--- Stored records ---
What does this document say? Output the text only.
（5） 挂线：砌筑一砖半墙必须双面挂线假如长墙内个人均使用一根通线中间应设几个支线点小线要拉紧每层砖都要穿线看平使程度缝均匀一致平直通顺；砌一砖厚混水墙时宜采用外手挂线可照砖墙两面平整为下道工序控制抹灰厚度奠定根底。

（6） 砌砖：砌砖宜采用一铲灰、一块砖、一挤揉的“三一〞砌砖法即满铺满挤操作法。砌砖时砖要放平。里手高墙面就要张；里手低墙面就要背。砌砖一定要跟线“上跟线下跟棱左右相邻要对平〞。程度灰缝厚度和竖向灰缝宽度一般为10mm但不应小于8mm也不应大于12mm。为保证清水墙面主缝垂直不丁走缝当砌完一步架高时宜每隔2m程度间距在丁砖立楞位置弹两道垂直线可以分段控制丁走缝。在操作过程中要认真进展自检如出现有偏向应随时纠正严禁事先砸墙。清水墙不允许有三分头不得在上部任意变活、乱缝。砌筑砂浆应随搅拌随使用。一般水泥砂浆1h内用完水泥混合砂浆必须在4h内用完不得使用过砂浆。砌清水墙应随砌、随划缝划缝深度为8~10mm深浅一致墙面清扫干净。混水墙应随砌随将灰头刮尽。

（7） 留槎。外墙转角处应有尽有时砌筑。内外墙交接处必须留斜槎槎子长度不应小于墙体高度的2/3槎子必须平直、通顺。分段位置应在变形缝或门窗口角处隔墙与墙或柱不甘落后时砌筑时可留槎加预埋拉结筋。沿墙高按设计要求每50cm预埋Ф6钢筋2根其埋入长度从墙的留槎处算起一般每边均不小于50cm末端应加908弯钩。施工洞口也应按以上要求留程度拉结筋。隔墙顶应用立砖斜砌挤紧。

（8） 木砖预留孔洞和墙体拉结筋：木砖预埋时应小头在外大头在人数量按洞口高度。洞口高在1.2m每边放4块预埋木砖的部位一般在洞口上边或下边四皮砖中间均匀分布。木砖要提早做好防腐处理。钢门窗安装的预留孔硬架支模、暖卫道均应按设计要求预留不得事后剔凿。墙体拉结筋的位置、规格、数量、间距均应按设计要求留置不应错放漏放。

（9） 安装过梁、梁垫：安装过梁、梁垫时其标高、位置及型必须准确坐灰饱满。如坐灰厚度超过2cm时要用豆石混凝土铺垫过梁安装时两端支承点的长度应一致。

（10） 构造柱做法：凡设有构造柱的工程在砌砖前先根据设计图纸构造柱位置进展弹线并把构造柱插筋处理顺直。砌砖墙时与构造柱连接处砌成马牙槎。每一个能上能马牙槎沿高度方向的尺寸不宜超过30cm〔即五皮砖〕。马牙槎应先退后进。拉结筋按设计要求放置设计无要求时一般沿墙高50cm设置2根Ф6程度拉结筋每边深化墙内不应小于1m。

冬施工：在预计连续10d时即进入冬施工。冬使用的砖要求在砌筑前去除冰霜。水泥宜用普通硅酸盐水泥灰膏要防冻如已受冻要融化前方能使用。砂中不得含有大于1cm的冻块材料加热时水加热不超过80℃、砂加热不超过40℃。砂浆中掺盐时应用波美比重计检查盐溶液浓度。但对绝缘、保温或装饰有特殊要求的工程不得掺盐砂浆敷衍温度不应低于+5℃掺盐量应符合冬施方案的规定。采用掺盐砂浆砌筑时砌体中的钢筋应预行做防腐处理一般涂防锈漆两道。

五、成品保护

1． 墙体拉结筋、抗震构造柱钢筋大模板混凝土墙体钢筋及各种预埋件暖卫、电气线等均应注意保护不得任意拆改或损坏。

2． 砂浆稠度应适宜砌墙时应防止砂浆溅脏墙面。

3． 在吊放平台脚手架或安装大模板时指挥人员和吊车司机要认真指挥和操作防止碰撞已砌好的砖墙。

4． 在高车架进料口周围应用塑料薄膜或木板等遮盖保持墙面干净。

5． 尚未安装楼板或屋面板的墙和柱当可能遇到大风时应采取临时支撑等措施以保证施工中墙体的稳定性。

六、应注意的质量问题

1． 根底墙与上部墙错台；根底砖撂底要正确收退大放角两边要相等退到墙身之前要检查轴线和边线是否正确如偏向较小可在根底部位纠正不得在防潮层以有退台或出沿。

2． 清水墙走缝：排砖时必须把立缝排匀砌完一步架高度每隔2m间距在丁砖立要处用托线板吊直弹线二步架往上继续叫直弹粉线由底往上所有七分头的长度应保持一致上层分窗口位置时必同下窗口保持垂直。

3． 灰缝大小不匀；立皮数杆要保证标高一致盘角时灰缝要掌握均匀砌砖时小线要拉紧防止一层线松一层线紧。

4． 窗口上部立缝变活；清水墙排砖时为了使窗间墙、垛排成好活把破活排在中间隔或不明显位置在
* * *
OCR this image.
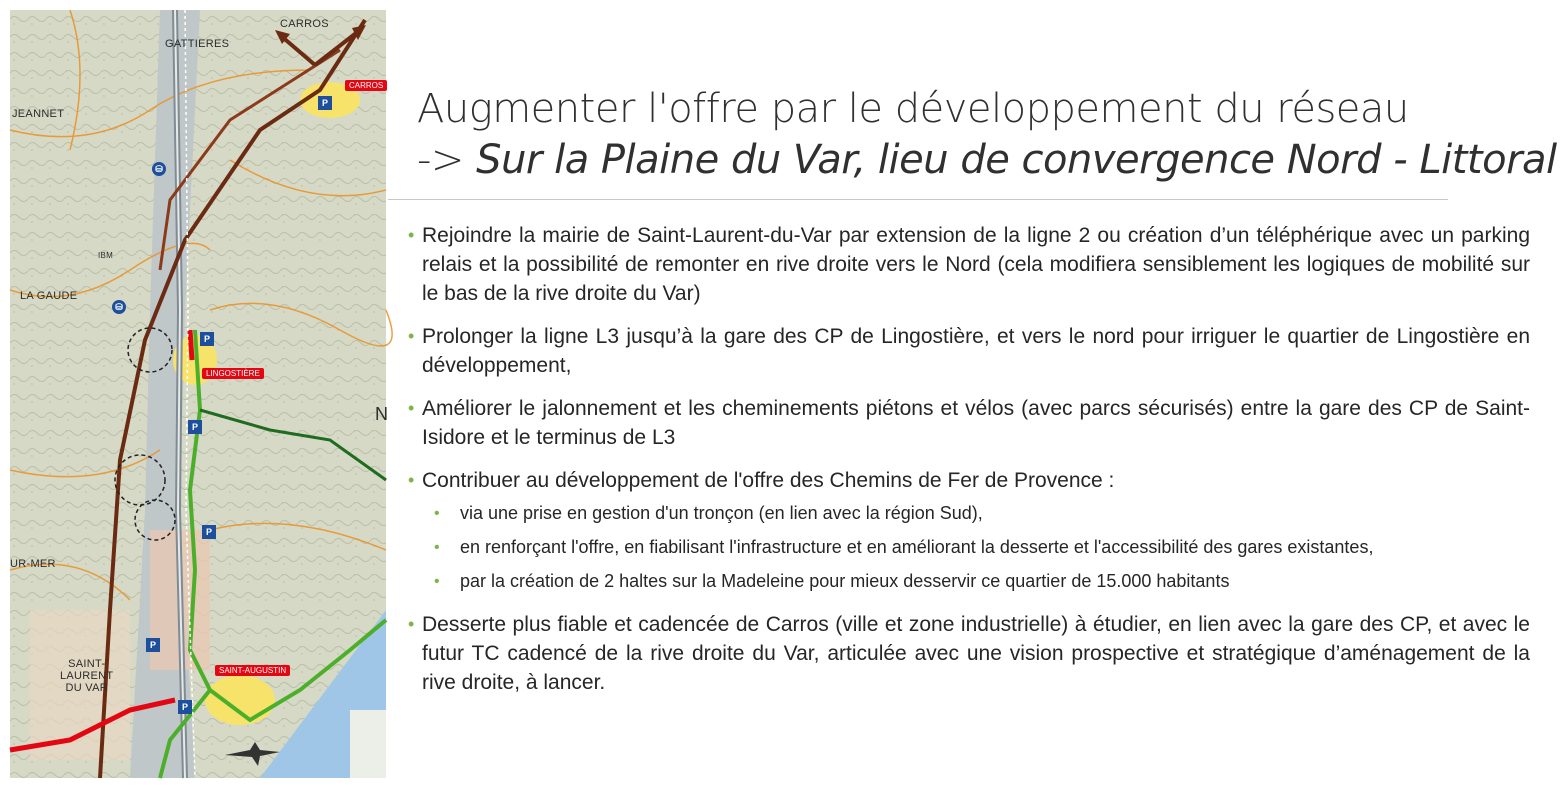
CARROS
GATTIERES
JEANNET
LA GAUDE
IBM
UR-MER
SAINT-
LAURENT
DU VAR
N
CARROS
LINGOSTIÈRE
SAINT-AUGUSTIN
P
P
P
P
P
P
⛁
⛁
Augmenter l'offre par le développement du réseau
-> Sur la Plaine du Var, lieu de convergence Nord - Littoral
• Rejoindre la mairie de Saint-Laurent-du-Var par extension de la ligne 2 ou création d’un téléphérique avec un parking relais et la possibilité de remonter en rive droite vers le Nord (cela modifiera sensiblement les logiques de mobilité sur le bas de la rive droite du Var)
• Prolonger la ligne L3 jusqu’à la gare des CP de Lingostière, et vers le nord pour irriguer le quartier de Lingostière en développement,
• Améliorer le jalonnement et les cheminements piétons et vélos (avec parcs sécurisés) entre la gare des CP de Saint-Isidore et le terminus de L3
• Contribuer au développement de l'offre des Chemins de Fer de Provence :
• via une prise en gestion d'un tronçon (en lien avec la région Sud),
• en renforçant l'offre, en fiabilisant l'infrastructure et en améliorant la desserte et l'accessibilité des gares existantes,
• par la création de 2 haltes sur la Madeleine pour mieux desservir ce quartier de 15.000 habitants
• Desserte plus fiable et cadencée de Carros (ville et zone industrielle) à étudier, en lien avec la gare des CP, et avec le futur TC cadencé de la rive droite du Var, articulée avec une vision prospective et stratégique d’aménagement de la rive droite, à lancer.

--- INSTRUCTIONS FOR THE TASK ---
Among the entries above, how many lines hold the word "pour"? Reply with only that number.

--- PROBLEM SOLUTION ---
2